Listing:
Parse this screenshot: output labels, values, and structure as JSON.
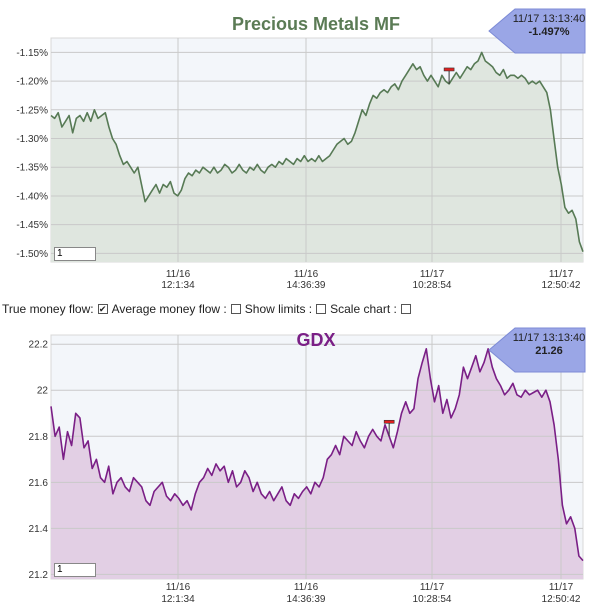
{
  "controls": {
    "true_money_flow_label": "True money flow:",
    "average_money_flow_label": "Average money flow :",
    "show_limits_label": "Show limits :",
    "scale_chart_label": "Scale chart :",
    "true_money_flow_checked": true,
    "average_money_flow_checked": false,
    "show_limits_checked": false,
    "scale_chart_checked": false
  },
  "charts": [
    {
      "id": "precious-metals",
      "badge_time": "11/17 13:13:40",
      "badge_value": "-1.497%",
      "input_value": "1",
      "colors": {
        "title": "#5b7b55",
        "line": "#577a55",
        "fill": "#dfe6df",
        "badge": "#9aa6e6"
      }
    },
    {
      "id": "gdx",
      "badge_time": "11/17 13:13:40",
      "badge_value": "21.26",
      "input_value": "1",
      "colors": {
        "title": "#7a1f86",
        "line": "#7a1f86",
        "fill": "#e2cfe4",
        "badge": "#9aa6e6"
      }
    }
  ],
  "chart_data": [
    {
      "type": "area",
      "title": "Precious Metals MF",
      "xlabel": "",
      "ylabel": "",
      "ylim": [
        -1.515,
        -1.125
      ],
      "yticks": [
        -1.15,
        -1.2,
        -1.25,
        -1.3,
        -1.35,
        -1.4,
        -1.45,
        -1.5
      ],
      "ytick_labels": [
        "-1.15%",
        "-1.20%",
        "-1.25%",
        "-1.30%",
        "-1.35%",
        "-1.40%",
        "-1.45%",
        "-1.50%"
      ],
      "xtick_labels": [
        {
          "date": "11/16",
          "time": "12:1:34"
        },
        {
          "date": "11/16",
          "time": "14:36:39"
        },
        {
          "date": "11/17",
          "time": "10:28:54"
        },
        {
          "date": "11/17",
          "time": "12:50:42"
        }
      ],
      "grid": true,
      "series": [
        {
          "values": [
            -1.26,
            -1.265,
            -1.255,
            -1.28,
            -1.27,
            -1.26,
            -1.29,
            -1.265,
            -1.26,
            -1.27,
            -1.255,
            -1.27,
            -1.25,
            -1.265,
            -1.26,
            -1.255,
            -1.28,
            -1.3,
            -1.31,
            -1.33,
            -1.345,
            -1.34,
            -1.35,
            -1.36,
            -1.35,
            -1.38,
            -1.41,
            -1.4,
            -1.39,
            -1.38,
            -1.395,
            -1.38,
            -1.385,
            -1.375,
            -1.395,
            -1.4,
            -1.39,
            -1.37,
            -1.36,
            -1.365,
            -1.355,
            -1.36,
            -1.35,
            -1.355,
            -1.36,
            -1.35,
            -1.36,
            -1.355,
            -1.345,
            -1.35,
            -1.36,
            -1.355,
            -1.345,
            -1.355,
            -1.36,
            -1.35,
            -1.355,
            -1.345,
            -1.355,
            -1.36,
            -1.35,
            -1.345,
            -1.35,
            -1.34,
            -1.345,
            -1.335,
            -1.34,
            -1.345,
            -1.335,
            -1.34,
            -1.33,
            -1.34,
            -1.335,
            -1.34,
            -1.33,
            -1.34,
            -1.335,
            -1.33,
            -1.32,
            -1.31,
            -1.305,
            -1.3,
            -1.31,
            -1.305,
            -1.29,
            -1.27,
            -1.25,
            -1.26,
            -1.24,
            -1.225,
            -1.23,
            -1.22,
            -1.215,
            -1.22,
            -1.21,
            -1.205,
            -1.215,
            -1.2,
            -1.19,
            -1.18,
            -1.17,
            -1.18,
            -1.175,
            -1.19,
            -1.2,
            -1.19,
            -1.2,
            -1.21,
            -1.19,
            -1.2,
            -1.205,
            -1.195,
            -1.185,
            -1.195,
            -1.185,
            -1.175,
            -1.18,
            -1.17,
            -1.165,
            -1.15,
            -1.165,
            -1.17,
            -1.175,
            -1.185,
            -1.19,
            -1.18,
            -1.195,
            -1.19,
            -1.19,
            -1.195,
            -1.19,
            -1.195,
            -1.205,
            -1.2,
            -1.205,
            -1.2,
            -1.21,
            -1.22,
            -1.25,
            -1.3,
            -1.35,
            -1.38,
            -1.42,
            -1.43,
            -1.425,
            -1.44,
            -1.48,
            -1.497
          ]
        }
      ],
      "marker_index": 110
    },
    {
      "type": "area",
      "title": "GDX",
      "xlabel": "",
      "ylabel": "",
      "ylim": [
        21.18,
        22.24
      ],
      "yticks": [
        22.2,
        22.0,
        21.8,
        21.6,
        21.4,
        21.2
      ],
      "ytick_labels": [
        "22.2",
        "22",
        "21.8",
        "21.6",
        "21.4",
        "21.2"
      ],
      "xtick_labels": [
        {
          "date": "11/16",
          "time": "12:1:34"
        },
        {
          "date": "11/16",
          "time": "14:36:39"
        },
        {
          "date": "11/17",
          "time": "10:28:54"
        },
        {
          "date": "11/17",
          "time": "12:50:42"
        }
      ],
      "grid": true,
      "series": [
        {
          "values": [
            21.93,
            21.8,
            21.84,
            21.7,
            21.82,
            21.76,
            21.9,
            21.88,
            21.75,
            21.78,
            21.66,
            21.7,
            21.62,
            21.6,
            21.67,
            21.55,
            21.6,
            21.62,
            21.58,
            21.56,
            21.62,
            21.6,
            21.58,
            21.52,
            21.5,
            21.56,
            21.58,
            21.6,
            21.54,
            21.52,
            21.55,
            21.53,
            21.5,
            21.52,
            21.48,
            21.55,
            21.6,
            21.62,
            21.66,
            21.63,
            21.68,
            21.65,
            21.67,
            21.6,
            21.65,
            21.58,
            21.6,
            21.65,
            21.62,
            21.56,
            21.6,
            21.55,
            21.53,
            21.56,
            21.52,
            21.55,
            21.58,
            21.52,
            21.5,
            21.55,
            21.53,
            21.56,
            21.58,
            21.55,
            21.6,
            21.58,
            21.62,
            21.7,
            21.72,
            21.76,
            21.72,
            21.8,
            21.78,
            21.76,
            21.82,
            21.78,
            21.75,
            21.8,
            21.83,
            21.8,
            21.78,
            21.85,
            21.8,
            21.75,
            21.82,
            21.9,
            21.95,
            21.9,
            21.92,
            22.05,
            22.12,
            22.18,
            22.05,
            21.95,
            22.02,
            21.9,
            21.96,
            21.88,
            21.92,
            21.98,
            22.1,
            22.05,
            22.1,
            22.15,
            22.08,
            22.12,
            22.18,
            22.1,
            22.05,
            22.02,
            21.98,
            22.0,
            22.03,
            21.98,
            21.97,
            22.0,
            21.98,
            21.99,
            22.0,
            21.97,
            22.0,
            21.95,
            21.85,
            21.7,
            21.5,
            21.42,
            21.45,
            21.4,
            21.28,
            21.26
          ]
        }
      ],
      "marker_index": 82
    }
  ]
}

Short exercise:
Write out the entries above verbatim; the pictures do not belong in your copy.

Finished task:
Parse this screenshot: output labels, values, and structure as JSON.
{
  "controls": {
    "true_money_flow_label": "True money flow:",
    "average_money_flow_label": "Average money flow :",
    "show_limits_label": "Show limits :",
    "scale_chart_label": "Scale chart :",
    "true_money_flow_checked": true,
    "average_money_flow_checked": false,
    "show_limits_checked": false,
    "scale_chart_checked": false
  },
  "charts": [
    {
      "id": "precious-metals",
      "badge_time": "11/17 13:13:40",
      "badge_value": "-1.497%",
      "input_value": "1",
      "colors": {
        "title": "#5b7b55",
        "line": "#577a55",
        "fill": "#dfe6df",
        "badge": "#9aa6e6"
      }
    },
    {
      "id": "gdx",
      "badge_time": "11/17 13:13:40",
      "badge_value": "21.26",
      "input_value": "1",
      "colors": {
        "title": "#7a1f86",
        "line": "#7a1f86",
        "fill": "#e2cfe4",
        "badge": "#9aa6e6"
      }
    }
  ],
  "chart_data": [
    {
      "type": "area",
      "title": "Precious Metals MF",
      "xlabel": "",
      "ylabel": "",
      "ylim": [
        -1.515,
        -1.125
      ],
      "yticks": [
        -1.15,
        -1.2,
        -1.25,
        -1.3,
        -1.35,
        -1.4,
        -1.45,
        -1.5
      ],
      "ytick_labels": [
        "-1.15%",
        "-1.20%",
        "-1.25%",
        "-1.30%",
        "-1.35%",
        "-1.40%",
        "-1.45%",
        "-1.50%"
      ],
      "xtick_labels": [
        {
          "date": "11/16",
          "time": "12:1:34"
        },
        {
          "date": "11/16",
          "time": "14:36:39"
        },
        {
          "date": "11/17",
          "time": "10:28:54"
        },
        {
          "date": "11/17",
          "time": "12:50:42"
        }
      ],
      "grid": true,
      "series": [
        {
          "values": [
            -1.26,
            -1.265,
            -1.255,
            -1.28,
            -1.27,
            -1.26,
            -1.29,
            -1.265,
            -1.26,
            -1.27,
            -1.255,
            -1.27,
            -1.25,
            -1.265,
            -1.26,
            -1.255,
            -1.28,
            -1.3,
            -1.31,
            -1.33,
            -1.345,
            -1.34,
            -1.35,
            -1.36,
            -1.35,
            -1.38,
            -1.41,
            -1.4,
            -1.39,
            -1.38,
            -1.395,
            -1.38,
            -1.385,
            -1.375,
            -1.395,
            -1.4,
            -1.39,
            -1.37,
            -1.36,
            -1.365,
            -1.355,
            -1.36,
            -1.35,
            -1.355,
            -1.36,
            -1.35,
            -1.36,
            -1.355,
            -1.345,
            -1.35,
            -1.36,
            -1.355,
            -1.345,
            -1.355,
            -1.36,
            -1.35,
            -1.355,
            -1.345,
            -1.355,
            -1.36,
            -1.35,
            -1.345,
            -1.35,
            -1.34,
            -1.345,
            -1.335,
            -1.34,
            -1.345,
            -1.335,
            -1.34,
            -1.33,
            -1.34,
            -1.335,
            -1.34,
            -1.33,
            -1.34,
            -1.335,
            -1.33,
            -1.32,
            -1.31,
            -1.305,
            -1.3,
            -1.31,
            -1.305,
            -1.29,
            -1.27,
            -1.25,
            -1.26,
            -1.24,
            -1.225,
            -1.23,
            -1.22,
            -1.215,
            -1.22,
            -1.21,
            -1.205,
            -1.215,
            -1.2,
            -1.19,
            -1.18,
            -1.17,
            -1.18,
            -1.175,
            -1.19,
            -1.2,
            -1.19,
            -1.2,
            -1.21,
            -1.19,
            -1.2,
            -1.205,
            -1.195,
            -1.185,
            -1.195,
            -1.185,
            -1.175,
            -1.18,
            -1.17,
            -1.165,
            -1.15,
            -1.165,
            -1.17,
            -1.175,
            -1.185,
            -1.19,
            -1.18,
            -1.195,
            -1.19,
            -1.19,
            -1.195,
            -1.19,
            -1.195,
            -1.205,
            -1.2,
            -1.205,
            -1.2,
            -1.21,
            -1.22,
            -1.25,
            -1.3,
            -1.35,
            -1.38,
            -1.42,
            -1.43,
            -1.425,
            -1.44,
            -1.48,
            -1.497
          ]
        }
      ],
      "marker_index": 110
    },
    {
      "type": "area",
      "title": "GDX",
      "xlabel": "",
      "ylabel": "",
      "ylim": [
        21.18,
        22.24
      ],
      "yticks": [
        22.2,
        22.0,
        21.8,
        21.6,
        21.4,
        21.2
      ],
      "ytick_labels": [
        "22.2",
        "22",
        "21.8",
        "21.6",
        "21.4",
        "21.2"
      ],
      "xtick_labels": [
        {
          "date": "11/16",
          "time": "12:1:34"
        },
        {
          "date": "11/16",
          "time": "14:36:39"
        },
        {
          "date": "11/17",
          "time": "10:28:54"
        },
        {
          "date": "11/17",
          "time": "12:50:42"
        }
      ],
      "grid": true,
      "series": [
        {
          "values": [
            21.93,
            21.8,
            21.84,
            21.7,
            21.82,
            21.76,
            21.9,
            21.88,
            21.75,
            21.78,
            21.66,
            21.7,
            21.62,
            21.6,
            21.67,
            21.55,
            21.6,
            21.62,
            21.58,
            21.56,
            21.62,
            21.6,
            21.58,
            21.52,
            21.5,
            21.56,
            21.58,
            21.6,
            21.54,
            21.52,
            21.55,
            21.53,
            21.5,
            21.52,
            21.48,
            21.55,
            21.6,
            21.62,
            21.66,
            21.63,
            21.68,
            21.65,
            21.67,
            21.6,
            21.65,
            21.58,
            21.6,
            21.65,
            21.62,
            21.56,
            21.6,
            21.55,
            21.53,
            21.56,
            21.52,
            21.55,
            21.58,
            21.52,
            21.5,
            21.55,
            21.53,
            21.56,
            21.58,
            21.55,
            21.6,
            21.58,
            21.62,
            21.7,
            21.72,
            21.76,
            21.72,
            21.8,
            21.78,
            21.76,
            21.82,
            21.78,
            21.75,
            21.8,
            21.83,
            21.8,
            21.78,
            21.85,
            21.8,
            21.75,
            21.82,
            21.9,
            21.95,
            21.9,
            21.92,
            22.05,
            22.12,
            22.18,
            22.05,
            21.95,
            22.02,
            21.9,
            21.96,
            21.88,
            21.92,
            21.98,
            22.1,
            22.05,
            22.1,
            22.15,
            22.08,
            22.12,
            22.18,
            22.1,
            22.05,
            22.02,
            21.98,
            22.0,
            22.03,
            21.98,
            21.97,
            22.0,
            21.98,
            21.99,
            22.0,
            21.97,
            22.0,
            21.95,
            21.85,
            21.7,
            21.5,
            21.42,
            21.45,
            21.4,
            21.28,
            21.26
          ]
        }
      ],
      "marker_index": 82
    }
  ]
}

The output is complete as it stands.